Locate all lines in the data below that hold "English" and show them.

Input for this task:
* * * * *

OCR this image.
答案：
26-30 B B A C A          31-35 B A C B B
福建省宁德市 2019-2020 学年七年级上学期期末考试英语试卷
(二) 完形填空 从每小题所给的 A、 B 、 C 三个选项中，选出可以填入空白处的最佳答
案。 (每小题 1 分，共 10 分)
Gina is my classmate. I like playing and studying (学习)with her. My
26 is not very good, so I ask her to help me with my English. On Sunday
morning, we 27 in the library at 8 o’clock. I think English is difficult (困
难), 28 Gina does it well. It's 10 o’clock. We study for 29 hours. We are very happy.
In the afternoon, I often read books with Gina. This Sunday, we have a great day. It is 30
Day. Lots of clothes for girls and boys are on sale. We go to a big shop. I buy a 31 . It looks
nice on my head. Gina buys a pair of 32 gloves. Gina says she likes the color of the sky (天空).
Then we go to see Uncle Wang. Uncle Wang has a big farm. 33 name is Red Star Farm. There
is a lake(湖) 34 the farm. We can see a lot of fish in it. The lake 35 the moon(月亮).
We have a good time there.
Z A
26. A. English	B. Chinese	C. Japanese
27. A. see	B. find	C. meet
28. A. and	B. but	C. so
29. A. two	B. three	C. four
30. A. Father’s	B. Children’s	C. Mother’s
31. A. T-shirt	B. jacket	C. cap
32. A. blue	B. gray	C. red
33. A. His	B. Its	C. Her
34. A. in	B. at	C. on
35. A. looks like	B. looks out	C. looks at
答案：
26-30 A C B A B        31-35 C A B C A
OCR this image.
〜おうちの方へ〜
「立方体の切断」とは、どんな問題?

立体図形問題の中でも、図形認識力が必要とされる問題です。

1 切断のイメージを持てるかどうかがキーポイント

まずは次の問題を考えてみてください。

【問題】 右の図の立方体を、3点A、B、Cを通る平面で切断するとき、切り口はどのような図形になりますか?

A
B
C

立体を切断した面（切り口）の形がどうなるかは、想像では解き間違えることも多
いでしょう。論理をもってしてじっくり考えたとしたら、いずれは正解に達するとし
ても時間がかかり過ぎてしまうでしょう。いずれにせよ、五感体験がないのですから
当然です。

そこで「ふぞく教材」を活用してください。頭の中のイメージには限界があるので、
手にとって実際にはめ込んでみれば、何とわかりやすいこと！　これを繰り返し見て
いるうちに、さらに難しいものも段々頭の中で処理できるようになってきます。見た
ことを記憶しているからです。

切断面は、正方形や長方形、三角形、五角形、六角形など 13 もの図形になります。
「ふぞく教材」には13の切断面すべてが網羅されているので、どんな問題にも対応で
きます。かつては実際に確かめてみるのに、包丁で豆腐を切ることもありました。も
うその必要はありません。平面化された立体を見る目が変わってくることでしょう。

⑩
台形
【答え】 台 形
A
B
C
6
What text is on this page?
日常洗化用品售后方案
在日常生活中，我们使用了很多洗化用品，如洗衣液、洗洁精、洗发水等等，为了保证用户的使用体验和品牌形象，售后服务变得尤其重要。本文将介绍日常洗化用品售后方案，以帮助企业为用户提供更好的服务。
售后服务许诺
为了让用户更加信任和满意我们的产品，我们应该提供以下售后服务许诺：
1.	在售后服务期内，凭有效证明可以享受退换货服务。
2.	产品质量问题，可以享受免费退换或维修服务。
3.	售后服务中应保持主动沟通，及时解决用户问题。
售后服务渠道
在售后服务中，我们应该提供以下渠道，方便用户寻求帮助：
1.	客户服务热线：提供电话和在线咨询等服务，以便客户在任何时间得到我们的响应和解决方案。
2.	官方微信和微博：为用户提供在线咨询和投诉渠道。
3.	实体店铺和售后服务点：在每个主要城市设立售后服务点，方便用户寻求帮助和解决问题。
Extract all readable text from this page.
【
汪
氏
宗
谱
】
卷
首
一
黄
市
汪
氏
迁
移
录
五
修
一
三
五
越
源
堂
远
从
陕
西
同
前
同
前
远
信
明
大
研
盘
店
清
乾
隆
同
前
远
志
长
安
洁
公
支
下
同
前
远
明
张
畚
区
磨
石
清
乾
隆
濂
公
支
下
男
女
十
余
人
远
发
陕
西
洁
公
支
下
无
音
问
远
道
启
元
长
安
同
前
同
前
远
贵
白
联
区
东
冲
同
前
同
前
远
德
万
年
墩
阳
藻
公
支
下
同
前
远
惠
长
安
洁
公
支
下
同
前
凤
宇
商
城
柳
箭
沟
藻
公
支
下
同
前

* * * * *

Correct response:
26 is not very good, so I ask her to help me with my English. On Sunday
morning, we 27 in the library at 8 o’clock. I think English is difficult (困
26. A. English	B. Chinese	C. Japanese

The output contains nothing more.